*TASK*. What lines of the data hold the string "okayhq"? Pull each one out.
+++
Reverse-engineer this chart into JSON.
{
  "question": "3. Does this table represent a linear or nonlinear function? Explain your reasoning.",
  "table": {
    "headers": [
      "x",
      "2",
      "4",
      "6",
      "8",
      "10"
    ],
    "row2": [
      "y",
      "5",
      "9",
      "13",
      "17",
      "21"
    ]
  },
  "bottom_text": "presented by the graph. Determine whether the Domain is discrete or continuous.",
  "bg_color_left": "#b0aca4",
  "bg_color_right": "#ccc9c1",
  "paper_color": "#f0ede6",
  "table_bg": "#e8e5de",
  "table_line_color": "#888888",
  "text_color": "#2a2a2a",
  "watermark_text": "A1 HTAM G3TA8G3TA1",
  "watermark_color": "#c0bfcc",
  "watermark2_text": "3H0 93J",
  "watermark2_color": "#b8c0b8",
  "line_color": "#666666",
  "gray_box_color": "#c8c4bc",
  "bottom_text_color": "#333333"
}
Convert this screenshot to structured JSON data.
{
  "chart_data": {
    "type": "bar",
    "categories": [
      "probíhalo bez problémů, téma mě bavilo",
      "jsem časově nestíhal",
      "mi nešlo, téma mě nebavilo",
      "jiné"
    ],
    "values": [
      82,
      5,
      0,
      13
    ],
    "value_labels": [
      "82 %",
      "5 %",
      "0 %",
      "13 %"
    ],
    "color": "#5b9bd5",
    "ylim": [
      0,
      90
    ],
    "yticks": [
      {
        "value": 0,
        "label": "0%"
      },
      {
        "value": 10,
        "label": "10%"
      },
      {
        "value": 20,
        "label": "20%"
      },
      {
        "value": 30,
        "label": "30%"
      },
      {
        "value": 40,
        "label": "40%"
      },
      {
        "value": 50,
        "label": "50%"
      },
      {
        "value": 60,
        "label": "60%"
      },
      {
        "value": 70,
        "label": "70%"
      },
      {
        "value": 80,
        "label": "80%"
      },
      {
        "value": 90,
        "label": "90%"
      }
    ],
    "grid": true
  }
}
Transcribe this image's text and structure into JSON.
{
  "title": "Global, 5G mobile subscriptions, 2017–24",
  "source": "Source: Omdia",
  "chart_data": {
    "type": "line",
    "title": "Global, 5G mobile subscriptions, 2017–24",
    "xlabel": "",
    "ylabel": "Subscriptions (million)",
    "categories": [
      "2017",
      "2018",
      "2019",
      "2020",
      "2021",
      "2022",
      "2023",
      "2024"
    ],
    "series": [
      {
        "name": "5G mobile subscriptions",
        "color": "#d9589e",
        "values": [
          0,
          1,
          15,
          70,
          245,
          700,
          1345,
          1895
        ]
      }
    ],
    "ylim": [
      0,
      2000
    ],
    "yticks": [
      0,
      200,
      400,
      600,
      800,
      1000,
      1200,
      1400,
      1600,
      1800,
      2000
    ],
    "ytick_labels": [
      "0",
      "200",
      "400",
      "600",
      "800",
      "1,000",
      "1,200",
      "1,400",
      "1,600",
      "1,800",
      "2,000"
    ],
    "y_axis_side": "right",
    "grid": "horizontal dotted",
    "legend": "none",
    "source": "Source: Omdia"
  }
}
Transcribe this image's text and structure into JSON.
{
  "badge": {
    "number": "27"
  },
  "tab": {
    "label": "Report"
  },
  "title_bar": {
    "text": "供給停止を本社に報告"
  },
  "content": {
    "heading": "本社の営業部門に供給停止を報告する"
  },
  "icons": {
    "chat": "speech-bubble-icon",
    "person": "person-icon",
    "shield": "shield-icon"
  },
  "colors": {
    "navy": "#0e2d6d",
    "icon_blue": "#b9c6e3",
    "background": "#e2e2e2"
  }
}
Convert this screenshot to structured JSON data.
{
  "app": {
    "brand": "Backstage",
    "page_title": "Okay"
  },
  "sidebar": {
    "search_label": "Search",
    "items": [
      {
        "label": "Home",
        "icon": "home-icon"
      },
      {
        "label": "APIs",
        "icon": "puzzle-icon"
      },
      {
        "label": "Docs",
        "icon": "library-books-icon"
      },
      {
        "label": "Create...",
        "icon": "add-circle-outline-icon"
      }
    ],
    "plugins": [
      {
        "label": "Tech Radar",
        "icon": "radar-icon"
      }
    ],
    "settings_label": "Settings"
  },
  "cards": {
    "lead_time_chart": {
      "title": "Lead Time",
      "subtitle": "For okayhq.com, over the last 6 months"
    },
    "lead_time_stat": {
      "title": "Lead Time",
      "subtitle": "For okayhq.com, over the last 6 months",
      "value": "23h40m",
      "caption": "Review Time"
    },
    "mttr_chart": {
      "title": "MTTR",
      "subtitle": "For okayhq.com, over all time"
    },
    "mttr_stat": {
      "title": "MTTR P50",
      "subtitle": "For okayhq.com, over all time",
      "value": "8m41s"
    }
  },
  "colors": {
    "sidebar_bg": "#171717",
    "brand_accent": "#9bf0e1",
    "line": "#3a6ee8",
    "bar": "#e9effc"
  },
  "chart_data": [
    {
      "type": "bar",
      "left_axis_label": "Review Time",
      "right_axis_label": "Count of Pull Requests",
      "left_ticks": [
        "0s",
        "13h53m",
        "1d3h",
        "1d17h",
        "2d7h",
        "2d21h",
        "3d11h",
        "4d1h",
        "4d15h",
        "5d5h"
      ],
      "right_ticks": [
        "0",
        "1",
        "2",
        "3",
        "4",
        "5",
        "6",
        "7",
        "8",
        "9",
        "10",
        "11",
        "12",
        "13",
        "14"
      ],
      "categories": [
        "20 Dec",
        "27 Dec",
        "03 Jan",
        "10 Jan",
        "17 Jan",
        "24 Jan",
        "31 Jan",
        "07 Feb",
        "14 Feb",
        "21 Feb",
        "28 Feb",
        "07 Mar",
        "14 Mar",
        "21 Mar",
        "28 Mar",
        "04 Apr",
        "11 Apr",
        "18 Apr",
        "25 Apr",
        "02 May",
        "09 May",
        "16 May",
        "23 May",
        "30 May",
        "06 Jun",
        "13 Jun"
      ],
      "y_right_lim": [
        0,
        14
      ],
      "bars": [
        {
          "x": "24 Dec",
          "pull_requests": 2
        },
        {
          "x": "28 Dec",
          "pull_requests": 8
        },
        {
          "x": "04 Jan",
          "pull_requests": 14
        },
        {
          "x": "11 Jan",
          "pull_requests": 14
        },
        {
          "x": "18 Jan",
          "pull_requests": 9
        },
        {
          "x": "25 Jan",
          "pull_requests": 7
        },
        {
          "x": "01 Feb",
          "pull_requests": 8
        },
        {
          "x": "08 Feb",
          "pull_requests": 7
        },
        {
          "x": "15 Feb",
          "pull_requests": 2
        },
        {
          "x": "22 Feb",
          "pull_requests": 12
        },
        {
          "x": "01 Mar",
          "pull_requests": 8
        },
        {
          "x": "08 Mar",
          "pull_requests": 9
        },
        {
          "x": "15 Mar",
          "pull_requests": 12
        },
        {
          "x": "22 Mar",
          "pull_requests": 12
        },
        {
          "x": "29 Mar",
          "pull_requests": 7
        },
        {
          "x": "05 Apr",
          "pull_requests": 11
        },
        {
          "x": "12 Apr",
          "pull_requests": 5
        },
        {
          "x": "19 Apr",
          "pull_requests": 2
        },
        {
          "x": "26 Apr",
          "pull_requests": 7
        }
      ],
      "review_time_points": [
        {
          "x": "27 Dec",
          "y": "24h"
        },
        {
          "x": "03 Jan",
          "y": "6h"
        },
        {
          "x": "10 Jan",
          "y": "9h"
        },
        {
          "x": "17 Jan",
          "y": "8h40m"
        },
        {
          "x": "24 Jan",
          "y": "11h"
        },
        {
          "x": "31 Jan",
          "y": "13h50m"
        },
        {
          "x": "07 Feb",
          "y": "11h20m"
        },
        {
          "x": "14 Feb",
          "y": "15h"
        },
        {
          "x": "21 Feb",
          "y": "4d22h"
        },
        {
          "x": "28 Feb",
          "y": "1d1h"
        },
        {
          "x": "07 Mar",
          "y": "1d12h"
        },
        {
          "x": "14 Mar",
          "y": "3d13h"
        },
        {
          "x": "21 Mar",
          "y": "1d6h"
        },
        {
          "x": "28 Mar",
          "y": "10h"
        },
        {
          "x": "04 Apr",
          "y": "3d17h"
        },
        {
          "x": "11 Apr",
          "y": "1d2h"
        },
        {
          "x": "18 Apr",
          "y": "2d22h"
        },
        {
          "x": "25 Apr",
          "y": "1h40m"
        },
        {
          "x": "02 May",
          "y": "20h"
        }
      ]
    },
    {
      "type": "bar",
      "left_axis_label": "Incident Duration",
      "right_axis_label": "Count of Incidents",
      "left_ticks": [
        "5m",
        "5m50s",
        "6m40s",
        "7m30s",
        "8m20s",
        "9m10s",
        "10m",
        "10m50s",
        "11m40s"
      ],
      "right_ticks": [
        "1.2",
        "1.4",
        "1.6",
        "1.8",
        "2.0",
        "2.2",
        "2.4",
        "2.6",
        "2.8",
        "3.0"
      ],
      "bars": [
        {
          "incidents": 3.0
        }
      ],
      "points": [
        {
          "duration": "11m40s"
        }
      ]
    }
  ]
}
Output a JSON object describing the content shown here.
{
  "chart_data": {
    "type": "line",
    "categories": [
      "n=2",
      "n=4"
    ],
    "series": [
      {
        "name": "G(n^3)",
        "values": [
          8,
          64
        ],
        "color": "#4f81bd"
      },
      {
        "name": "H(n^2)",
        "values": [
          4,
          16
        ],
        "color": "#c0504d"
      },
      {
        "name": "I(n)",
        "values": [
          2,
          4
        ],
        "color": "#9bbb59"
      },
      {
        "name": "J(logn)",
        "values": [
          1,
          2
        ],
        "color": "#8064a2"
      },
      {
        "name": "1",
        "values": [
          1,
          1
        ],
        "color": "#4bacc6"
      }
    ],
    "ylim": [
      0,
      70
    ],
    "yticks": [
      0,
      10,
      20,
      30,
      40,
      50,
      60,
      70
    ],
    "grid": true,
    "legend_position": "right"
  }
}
+++
*REPLY TO THE EXERCISE*.
      "subtitle": "For okayhq.com, over the last 6 months"
      "subtitle": "For okayhq.com, over the last 6 months",
      "subtitle": "For okayhq.com, over all time"
      "subtitle": "For okayhq.com, over all time",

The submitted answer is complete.